Using the data below, gather each line that includes the word "AYSEL".

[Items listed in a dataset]
··········

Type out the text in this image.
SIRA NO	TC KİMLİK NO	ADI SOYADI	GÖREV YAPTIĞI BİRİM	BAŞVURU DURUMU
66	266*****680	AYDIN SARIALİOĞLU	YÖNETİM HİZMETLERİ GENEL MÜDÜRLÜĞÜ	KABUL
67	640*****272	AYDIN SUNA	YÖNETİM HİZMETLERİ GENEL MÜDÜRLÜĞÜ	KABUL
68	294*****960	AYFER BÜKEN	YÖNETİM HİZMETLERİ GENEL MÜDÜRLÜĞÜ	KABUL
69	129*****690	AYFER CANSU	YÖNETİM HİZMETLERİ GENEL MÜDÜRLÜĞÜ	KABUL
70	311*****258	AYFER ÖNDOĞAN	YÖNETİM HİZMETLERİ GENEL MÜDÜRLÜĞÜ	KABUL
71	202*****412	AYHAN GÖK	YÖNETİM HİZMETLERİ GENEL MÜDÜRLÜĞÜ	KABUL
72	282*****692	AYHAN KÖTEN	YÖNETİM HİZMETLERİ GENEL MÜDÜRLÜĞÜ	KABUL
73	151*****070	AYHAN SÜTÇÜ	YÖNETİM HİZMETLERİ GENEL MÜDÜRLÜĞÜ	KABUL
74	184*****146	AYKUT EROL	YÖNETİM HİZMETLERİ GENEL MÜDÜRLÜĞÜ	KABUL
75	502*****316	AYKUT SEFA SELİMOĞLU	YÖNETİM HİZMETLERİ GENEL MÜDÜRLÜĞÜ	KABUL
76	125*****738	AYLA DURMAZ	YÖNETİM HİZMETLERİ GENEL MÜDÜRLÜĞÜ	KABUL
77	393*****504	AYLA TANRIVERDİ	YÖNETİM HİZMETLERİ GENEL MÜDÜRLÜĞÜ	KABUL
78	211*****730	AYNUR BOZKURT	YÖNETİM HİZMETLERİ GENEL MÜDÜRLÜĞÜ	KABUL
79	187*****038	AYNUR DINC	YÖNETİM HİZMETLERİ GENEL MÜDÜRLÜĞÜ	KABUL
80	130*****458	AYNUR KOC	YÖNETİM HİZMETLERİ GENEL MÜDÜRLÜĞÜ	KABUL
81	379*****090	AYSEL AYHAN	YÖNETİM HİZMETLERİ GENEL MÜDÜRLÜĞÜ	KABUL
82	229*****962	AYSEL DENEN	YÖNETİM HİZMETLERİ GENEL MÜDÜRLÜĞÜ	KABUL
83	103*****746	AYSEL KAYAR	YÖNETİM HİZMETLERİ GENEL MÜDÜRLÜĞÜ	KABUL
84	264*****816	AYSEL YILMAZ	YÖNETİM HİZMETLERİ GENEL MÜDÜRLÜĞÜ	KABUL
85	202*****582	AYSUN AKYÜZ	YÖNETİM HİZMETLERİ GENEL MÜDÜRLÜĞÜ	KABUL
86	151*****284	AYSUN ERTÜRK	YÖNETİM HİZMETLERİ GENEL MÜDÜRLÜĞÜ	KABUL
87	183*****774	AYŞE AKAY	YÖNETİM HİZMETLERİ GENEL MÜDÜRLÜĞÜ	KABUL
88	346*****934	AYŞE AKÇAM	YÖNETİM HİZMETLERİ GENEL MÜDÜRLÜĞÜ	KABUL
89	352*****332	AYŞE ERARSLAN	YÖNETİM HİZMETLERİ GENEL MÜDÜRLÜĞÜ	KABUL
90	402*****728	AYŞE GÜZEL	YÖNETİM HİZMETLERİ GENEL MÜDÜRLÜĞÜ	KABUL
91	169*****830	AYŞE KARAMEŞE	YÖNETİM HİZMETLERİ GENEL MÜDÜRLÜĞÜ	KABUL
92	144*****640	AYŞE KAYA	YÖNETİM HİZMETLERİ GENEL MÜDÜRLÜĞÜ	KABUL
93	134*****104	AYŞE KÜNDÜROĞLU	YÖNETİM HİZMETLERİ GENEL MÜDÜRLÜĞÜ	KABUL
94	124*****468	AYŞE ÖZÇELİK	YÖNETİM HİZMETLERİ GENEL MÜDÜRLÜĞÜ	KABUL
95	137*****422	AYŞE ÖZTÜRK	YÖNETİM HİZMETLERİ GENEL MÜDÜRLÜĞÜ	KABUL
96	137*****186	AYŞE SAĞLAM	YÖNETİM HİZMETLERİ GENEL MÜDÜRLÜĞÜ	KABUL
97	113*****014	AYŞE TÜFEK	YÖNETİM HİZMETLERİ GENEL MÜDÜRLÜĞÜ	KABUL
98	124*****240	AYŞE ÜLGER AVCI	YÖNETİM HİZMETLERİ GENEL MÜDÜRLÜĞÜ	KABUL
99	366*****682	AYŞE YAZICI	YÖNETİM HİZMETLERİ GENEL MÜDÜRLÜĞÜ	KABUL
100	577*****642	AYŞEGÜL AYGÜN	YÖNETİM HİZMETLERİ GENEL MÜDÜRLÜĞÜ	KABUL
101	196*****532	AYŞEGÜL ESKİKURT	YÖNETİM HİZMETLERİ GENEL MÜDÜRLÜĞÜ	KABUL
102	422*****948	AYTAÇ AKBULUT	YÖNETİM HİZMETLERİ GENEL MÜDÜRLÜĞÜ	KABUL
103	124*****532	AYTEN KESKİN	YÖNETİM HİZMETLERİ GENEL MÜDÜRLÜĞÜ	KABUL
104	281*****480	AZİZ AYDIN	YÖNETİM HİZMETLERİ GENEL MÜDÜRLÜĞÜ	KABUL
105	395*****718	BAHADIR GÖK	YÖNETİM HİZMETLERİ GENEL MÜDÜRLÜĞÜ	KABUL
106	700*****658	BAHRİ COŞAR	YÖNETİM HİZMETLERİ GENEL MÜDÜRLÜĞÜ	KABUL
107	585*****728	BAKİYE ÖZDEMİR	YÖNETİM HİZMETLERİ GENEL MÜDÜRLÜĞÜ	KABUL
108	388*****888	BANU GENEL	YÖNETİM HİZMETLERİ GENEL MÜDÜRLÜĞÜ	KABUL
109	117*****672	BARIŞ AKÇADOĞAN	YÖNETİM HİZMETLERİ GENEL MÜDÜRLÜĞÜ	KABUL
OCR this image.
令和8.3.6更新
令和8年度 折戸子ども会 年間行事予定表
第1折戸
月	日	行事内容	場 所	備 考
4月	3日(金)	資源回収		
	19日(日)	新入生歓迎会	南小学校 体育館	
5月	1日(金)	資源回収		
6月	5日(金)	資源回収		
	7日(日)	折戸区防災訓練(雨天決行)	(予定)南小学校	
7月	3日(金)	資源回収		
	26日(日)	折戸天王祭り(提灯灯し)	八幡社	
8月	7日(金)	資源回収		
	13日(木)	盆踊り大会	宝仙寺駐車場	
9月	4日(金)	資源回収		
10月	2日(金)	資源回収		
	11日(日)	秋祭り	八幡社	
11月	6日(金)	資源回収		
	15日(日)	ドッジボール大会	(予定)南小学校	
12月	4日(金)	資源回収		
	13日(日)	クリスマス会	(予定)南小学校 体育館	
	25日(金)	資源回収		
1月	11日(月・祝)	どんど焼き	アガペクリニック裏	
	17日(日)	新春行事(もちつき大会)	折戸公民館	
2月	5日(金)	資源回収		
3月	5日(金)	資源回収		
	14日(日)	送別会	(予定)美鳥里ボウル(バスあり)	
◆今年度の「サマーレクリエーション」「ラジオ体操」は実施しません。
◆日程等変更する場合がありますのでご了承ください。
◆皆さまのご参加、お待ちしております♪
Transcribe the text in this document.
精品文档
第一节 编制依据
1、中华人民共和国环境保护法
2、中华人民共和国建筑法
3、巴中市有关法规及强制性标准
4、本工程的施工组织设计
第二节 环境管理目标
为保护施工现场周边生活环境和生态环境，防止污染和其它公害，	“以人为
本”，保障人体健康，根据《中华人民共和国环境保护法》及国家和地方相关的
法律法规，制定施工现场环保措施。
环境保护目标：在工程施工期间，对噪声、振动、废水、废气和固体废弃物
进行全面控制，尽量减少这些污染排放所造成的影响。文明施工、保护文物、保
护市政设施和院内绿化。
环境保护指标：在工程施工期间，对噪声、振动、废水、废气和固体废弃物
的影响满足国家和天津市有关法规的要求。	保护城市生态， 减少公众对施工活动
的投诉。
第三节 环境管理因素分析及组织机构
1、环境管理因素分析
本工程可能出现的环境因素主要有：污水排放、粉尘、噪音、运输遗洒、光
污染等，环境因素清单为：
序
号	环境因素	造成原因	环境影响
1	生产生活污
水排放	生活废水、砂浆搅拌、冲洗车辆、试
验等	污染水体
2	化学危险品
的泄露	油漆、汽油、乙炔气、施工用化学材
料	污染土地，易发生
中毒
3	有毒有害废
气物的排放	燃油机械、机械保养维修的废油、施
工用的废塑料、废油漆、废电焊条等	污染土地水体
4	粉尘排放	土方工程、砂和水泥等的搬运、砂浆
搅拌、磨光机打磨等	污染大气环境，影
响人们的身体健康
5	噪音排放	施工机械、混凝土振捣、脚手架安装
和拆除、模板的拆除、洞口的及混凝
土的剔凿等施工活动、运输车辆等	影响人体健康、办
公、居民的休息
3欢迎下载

··········

▶ _Complete response_:
81	379*****090	AYSEL AYHAN	YÖNETİM HİZMETLERİ GENEL MÜDÜRLÜĞÜ	KABUL
82	229*****962	AYSEL DENEN	YÖNETİM HİZMETLERİ GENEL MÜDÜRLÜĞÜ	KABUL
83	103*****746	AYSEL KAYAR	YÖNETİM HİZMETLERİ GENEL MÜDÜRLÜĞÜ	KABUL
84	264*****816	AYSEL YILMAZ	YÖNETİM HİZMETLERİ GENEL MÜDÜRLÜĞÜ	KABUL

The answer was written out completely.